**WORK TO COMPLETE:** Turn each line of the data below into an item in a numbered list, and skip any blank lines.

Layout element labels:

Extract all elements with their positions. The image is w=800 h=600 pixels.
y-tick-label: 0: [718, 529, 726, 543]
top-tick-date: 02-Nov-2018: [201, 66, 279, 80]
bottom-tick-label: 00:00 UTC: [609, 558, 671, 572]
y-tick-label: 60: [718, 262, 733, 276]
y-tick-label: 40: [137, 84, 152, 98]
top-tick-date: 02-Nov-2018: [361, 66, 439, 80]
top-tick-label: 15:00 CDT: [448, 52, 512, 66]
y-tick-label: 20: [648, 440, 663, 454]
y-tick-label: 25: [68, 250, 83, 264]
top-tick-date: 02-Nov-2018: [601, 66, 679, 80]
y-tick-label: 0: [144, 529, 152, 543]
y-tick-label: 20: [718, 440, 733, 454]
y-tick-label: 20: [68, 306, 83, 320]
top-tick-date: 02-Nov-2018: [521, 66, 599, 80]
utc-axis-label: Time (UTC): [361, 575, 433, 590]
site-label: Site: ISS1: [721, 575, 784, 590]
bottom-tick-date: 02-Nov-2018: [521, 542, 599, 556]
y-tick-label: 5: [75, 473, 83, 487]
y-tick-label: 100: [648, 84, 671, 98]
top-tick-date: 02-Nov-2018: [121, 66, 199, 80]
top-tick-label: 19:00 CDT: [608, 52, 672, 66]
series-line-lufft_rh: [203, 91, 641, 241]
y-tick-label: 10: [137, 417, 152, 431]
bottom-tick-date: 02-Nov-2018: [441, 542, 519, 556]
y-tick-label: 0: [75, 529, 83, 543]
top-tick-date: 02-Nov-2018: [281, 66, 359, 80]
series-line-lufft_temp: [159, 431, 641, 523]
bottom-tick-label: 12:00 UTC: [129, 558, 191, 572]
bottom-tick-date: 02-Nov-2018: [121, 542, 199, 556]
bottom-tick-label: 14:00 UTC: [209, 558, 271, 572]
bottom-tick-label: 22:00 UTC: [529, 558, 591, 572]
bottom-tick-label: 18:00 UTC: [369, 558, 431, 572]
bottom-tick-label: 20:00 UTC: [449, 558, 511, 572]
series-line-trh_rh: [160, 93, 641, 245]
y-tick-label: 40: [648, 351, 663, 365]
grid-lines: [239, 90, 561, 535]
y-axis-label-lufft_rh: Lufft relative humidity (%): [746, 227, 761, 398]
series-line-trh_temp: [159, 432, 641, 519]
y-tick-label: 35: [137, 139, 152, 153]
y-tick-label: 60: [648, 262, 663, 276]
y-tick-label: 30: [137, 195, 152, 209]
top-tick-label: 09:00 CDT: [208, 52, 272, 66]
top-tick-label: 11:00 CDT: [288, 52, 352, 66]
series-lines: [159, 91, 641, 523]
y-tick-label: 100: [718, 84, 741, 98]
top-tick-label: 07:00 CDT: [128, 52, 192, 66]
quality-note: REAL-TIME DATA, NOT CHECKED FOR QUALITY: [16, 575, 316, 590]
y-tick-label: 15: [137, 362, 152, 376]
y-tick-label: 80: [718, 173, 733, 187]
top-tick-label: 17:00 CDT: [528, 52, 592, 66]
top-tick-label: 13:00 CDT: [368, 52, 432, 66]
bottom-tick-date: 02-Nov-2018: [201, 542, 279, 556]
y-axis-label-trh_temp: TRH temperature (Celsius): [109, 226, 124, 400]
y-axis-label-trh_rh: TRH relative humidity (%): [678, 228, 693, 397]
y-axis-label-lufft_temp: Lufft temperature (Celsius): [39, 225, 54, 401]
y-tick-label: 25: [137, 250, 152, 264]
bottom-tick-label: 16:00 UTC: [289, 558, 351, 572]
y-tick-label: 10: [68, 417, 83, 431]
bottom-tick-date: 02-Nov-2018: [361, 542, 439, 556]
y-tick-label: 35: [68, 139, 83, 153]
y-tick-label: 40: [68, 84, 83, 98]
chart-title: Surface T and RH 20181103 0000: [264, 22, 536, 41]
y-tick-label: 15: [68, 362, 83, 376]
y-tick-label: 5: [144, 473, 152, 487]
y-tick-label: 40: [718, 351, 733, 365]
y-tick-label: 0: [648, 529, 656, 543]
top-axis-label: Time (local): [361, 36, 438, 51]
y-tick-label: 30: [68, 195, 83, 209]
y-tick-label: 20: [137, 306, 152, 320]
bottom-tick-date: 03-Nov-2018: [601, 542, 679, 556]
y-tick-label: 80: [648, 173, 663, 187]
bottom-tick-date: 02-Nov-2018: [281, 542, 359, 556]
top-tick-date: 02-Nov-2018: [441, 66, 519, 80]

**FULL OUTPUT:**
1. Extract all elements with their positions. The image is w=800 h=600 pixels.
2. y-tick-label: 0: [718, 529, 726, 543]
3. top-tick-date: 02-Nov-2018: [201, 66, 279, 80]
4. bottom-tick-label: 00:00 UTC: [609, 558, 671, 572]
5. y-tick-label: 60: [718, 262, 733, 276]
6. y-tick-label: 40: [137, 84, 152, 98]
7. top-tick-date: 02-Nov-2018: [361, 66, 439, 80]
8. top-tick-label: 15:00 CDT: [448, 52, 512, 66]
9. y-tick-label: 20: [648, 440, 663, 454]
10. y-tick-label: 25: [68, 250, 83, 264]
11. top-tick-date: 02-Nov-2018: [601, 66, 679, 80]
12. y-tick-label: 0: [144, 529, 152, 543]
13. y-tick-label: 20: [718, 440, 733, 454]
14. y-tick-label: 20: [68, 306, 83, 320]
15. top-tick-date: 02-Nov-2018: [521, 66, 599, 80]
16. utc-axis-label: Time (UTC): [361, 575, 433, 590]
17. site-label: Site: ISS1: [721, 575, 784, 590]
18. bottom-tick-date: 02-Nov-2018: [521, 542, 599, 556]
19. y-tick-label: 5: [75, 473, 83, 487]
20. y-tick-label: 100: [648, 84, 671, 98]
21. top-tick-date: 02-Nov-2018: [121, 66, 199, 80]
22. top-tick-label: 19:00 CDT: [608, 52, 672, 66]
23. series-line-lufft_rh: [203, 91, 641, 241]
24. y-tick-label: 10: [137, 417, 152, 431]
25. bottom-tick-date: 02-Nov-2018: [441, 542, 519, 556]
26. y-tick-label: 0: [75, 529, 83, 543]
27. top-tick-date: 02-Nov-2018: [281, 66, 359, 80]
28. series-line-lufft_temp: [159, 431, 641, 523]
29. bottom-tick-label: 12:00 UTC: [129, 558, 191, 572]
30. bottom-tick-date: 02-Nov-2018: [121, 542, 199, 556]
31. bottom-tick-label: 14:00 UTC: [209, 558, 271, 572]
32. bottom-tick-label: 22:00 UTC: [529, 558, 591, 572]
33. bottom-tick-label: 18:00 UTC: [369, 558, 431, 572]
34. bottom-tick-label: 20:00 UTC: [449, 558, 511, 572]
35. series-line-trh_rh: [160, 93, 641, 245]
36. y-tick-label: 40: [648, 351, 663, 365]
37. grid-lines: [239, 90, 561, 535]
38. y-axis-label-lufft_rh: Lufft relative humidity (%): [746, 227, 761, 398]
39. series-line-trh_temp: [159, 432, 641, 519]
40. y-tick-label: 35: [137, 139, 152, 153]
41. y-tick-label: 60: [648, 262, 663, 276]
42. y-tick-label: 30: [137, 195, 152, 209]
43. top-tick-label: 09:00 CDT: [208, 52, 272, 66]
44. top-tick-label: 11:00 CDT: [288, 52, 352, 66]
45. series-lines: [159, 91, 641, 523]
46. y-tick-label: 100: [718, 84, 741, 98]
47. top-tick-label: 07:00 CDT: [128, 52, 192, 66]
48. quality-note: REAL-TIME DATA, NOT CHECKED FOR QUALITY: [16, 575, 316, 590]
49. y-tick-label: 15: [137, 362, 152, 376]
50. y-tick-label: 80: [718, 173, 733, 187]
51. top-tick-label: 17:00 CDT: [528, 52, 592, 66]
52. top-tick-label: 13:00 CDT: [368, 52, 432, 66]
53. bottom-tick-date: 02-Nov-2018: [201, 542, 279, 556]
54. y-axis-label-trh_temp: TRH temperature (Celsius): [109, 226, 124, 400]
55. y-axis-label-trh_rh: TRH relative humidity (%): [678, 228, 693, 397]
56. y-axis-label-lufft_temp: Lufft temperature (Celsius): [39, 225, 54, 401]
57. y-tick-label: 25: [137, 250, 152, 264]
58. bottom-tick-label: 16:00 UTC: [289, 558, 351, 572]
59. y-tick-label: 10: [68, 417, 83, 431]
60. bottom-tick-date: 02-Nov-2018: [361, 542, 439, 556]
61. y-tick-label: 35: [68, 139, 83, 153]
62. y-tick-label: 40: [68, 84, 83, 98]
63. chart-title: Surface T and RH 20181103 0000: [264, 22, 536, 41]
64. y-tick-label: 15: [68, 362, 83, 376]
65. y-tick-label: 5: [144, 473, 152, 487]
66. y-tick-label: 40: [718, 351, 733, 365]
67. y-tick-label: 0: [648, 529, 656, 543]
68. top-axis-label: Time (local): [361, 36, 438, 51]
69. y-tick-label: 30: [68, 195, 83, 209]
70. y-tick-label: 20: [137, 306, 152, 320]
71. bottom-tick-date: 03-Nov-2018: [601, 542, 679, 556]
72. y-tick-label: 80: [648, 173, 663, 187]
73. bottom-tick-date: 02-Nov-2018: [281, 542, 359, 556]
74. top-tick-date: 02-Nov-2018: [441, 66, 519, 80]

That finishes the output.